** BEGIN **
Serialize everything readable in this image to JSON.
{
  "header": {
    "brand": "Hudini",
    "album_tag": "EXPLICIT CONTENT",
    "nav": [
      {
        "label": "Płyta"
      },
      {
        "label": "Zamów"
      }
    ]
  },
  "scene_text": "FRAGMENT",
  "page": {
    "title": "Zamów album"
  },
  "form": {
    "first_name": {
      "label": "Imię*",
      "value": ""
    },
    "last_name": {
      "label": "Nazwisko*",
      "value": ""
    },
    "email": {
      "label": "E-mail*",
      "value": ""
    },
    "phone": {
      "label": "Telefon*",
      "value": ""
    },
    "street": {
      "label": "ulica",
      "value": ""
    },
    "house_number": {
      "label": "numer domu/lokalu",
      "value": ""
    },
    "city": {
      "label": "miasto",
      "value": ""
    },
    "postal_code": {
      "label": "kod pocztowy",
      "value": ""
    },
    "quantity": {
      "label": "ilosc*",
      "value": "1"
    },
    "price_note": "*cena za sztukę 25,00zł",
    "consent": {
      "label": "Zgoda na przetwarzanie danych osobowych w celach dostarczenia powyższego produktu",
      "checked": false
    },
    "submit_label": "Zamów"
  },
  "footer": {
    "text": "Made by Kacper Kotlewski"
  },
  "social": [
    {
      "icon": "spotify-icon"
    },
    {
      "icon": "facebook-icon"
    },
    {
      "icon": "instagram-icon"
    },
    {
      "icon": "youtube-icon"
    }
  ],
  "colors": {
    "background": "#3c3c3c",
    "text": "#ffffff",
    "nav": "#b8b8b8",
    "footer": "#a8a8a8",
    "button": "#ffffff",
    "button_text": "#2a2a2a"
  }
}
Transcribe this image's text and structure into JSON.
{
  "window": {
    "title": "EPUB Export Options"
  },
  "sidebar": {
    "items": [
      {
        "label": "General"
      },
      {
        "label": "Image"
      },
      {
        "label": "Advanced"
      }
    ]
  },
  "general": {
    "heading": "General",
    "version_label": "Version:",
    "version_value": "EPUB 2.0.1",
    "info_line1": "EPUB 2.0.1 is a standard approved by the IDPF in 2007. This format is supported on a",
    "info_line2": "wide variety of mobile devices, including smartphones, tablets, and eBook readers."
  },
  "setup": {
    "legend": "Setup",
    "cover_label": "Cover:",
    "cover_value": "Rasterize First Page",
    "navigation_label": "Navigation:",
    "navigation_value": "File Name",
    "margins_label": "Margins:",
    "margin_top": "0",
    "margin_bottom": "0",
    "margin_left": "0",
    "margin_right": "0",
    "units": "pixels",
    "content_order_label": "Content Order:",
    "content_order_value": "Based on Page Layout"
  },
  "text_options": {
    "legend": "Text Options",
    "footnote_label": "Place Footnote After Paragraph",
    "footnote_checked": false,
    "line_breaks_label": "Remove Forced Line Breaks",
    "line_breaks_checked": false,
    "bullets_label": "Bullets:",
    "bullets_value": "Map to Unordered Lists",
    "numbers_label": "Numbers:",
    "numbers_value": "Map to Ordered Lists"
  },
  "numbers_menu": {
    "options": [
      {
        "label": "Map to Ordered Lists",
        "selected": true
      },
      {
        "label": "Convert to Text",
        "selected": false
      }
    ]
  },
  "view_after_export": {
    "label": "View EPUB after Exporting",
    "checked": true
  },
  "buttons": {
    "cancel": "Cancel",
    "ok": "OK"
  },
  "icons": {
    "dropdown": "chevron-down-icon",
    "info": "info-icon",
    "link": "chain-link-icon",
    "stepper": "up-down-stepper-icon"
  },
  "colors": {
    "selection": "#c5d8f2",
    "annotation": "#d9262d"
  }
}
** END **
■ **Your task**
Repeat word for word the lines running from the line containing "Transcribe this image's" to the end of the entries above, inclusive.

■ **Full response**
Transcribe this image's text and structure into JSON.
{
  "window": {
    "title": "EPUB Export Options"
  },
  "sidebar": {
    "items": [
      {
        "label": "General"
      },
      {
        "label": "Image"
      },
      {
        "label": "Advanced"
      }
    ]
  },
  "general": {
    "heading": "General",
    "version_label": "Version:",
    "version_value": "EPUB 2.0.1",
    "info_line1": "EPUB 2.0.1 is a standard approved by the IDPF in 2007. This format is supported on a",
    "info_line2": "wide variety of mobile devices, including smartphones, tablets, and eBook readers."
  },
  "setup": {
    "legend": "Setup",
    "cover_label": "Cover:",
    "cover_value": "Rasterize First Page",
    "navigation_label": "Navigation:",
    "navigation_value": "File Name",
    "margins_label": "Margins:",
    "margin_top": "0",
    "margin_bottom": "0",
    "margin_left": "0",
    "margin_right": "0",
    "units": "pixels",
    "content_order_label": "Content Order:",
    "content_order_value": "Based on Page Layout"
  },
  "text_options": {
    "legend": "Text Options",
    "footnote_label": "Place Footnote After Paragraph",
    "footnote_checked": false,
    "line_breaks_label": "Remove Forced Line Breaks",
    "line_breaks_checked": false,
    "bullets_label": "Bullets:",
    "bullets_value": "Map to Unordered Lists",
    "numbers_label": "Numbers:",
    "numbers_value": "Map to Ordered Lists"
  },
  "numbers_menu": {
    "options": [
      {
        "label": "Map to Ordered Lists",
        "selected": true
      },
      {
        "label": "Convert to Text",
        "selected": false
      }
    ]
  },
  "view_after_export": {
    "label": "View EPUB after Exporting",
    "checked": true
  },
  "buttons": {
    "cancel": "Cancel",
    "ok": "OK"
  },
  "icons": {
    "dropdown": "chevron-down-icon",
    "info": "info-icon",
    "link": "chain-link-icon",
    "stepper": "up-down-stepper-icon"
  },
  "colors": {
    "selection": "#c5d8f2",
    "annotation": "#d9262d"
  }
}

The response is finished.